**What you need to do:** Reproduce the records verbatim, starting with the first line and continuing through the line that contains "557, 214, 571]", both ends included.

**Dataset records:**
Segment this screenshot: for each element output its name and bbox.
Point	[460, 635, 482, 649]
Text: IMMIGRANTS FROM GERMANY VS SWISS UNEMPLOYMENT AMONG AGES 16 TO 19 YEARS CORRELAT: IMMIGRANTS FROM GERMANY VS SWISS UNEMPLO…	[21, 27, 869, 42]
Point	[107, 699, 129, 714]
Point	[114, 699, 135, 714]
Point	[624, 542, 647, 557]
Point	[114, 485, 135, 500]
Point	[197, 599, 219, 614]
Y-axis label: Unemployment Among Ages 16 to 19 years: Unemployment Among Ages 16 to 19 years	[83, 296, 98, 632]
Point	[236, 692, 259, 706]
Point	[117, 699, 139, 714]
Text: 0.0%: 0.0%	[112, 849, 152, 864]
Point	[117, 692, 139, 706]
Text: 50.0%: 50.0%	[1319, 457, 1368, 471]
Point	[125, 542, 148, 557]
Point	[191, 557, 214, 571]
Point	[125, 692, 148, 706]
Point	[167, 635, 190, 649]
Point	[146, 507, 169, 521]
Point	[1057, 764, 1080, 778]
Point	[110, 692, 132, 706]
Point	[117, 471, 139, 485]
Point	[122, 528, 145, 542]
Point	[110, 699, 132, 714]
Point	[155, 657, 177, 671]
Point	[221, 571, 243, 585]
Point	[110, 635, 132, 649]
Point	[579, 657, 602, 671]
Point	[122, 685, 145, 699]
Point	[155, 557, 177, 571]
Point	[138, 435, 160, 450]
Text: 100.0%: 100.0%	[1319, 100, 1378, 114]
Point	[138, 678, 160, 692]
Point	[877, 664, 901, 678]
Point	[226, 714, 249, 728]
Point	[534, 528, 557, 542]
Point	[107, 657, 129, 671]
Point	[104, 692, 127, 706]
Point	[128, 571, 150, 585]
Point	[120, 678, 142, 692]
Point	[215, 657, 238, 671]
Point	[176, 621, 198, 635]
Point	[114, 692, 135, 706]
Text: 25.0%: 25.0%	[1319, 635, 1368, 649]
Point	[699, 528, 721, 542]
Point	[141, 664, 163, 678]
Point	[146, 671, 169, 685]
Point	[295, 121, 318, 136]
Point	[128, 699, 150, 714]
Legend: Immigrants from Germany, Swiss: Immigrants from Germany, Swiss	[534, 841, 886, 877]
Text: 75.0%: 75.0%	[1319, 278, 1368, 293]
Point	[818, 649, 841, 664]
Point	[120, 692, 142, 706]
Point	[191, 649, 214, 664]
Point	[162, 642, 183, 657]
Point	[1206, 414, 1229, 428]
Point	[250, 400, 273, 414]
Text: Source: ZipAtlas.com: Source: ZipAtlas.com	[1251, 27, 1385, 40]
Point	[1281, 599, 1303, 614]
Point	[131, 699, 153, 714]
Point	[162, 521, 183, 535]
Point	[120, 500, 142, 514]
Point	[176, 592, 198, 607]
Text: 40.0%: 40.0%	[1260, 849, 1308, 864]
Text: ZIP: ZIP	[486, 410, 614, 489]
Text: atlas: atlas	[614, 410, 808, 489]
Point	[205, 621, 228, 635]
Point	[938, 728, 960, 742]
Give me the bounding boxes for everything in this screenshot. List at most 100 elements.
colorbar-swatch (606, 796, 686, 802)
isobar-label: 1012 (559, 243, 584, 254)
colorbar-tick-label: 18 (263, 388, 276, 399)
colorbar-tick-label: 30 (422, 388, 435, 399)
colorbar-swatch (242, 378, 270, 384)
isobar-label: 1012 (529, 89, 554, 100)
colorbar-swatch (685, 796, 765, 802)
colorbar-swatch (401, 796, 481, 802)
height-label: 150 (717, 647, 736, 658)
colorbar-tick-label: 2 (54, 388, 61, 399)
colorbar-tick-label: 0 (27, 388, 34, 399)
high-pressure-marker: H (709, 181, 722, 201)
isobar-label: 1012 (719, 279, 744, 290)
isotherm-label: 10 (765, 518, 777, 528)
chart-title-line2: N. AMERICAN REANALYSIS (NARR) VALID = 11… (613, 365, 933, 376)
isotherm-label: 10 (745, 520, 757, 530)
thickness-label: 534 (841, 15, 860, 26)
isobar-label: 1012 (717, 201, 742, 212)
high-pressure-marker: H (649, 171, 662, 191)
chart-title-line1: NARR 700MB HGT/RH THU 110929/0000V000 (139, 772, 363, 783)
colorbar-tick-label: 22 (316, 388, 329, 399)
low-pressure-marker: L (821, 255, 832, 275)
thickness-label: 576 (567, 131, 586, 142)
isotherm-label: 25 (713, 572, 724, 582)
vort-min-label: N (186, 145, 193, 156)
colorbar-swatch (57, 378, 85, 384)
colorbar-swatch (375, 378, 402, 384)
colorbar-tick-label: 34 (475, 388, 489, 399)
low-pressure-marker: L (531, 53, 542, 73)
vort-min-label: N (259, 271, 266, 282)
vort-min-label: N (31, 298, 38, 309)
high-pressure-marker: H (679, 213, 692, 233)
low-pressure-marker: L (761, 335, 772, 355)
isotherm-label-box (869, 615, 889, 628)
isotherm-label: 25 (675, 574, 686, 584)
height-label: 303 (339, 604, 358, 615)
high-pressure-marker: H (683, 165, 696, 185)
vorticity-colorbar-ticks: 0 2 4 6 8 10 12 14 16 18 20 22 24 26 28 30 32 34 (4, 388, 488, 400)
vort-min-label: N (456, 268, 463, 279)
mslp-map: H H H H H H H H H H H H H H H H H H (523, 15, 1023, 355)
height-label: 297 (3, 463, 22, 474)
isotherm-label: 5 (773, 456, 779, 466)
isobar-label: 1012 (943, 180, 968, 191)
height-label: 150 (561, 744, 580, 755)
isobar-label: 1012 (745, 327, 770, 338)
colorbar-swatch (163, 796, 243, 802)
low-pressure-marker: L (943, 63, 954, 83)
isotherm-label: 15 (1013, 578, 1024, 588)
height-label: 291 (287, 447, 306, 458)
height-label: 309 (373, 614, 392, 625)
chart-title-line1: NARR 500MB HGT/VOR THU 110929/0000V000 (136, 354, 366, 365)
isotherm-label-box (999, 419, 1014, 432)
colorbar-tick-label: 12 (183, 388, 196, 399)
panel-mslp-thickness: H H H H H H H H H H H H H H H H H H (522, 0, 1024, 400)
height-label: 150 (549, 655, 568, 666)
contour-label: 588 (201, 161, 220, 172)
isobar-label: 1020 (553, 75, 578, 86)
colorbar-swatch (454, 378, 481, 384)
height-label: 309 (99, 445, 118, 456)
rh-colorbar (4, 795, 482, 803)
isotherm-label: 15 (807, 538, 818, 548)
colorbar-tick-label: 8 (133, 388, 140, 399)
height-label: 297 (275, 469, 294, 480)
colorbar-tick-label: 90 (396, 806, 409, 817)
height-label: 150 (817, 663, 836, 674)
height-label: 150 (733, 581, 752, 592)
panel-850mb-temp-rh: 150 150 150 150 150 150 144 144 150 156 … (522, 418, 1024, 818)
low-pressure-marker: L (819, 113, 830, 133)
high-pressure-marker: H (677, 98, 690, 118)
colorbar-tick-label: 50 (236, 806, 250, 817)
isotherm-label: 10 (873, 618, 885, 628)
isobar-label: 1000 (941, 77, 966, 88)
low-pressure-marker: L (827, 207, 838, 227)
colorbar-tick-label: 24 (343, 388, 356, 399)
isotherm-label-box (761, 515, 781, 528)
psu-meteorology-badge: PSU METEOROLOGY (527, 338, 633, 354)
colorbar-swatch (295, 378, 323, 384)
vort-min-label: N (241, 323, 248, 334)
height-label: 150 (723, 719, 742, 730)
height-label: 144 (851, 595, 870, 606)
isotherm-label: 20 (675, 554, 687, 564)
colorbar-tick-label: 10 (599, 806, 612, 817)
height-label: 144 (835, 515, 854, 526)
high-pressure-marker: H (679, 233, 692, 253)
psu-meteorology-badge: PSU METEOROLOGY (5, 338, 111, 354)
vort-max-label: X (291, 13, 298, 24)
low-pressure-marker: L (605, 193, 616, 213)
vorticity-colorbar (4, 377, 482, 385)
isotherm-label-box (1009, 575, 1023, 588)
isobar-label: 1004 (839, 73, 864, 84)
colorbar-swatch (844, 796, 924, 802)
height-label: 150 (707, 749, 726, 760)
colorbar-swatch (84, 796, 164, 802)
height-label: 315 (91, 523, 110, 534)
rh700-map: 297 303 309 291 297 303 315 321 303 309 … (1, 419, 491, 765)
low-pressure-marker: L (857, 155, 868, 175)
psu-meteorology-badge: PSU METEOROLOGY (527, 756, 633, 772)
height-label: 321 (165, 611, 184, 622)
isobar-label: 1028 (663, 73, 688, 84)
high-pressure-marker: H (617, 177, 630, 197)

**Answer to the problem:**
Segment this screenshot: for each element output its name and bbox.
Point	[460, 635, 482, 649]
Text: IMMIGRANTS FROM GERMANY VS SWISS UNEMPLOYMENT AMONG AGES 16 TO 19 YEARS CORRELAT: IMMIGRANTS FROM GERMANY VS SWISS UNEMPLO…	[21, 27, 869, 42]
Point	[107, 699, 129, 714]
Point	[114, 699, 135, 714]
Point	[624, 542, 647, 557]
Point	[114, 485, 135, 500]
Point	[197, 599, 219, 614]
Y-axis label: Unemployment Among Ages 16 to 19 years: Unemployment Among Ages 16 to 19 years	[83, 296, 98, 632]
Point	[236, 692, 259, 706]
Point	[117, 699, 139, 714]
Text: 0.0%: 0.0%	[112, 849, 152, 864]
Point	[117, 692, 139, 706]
Text: 50.0%: 50.0%	[1319, 457, 1368, 471]
Point	[125, 542, 148, 557]
Point	[191, 557, 214, 571]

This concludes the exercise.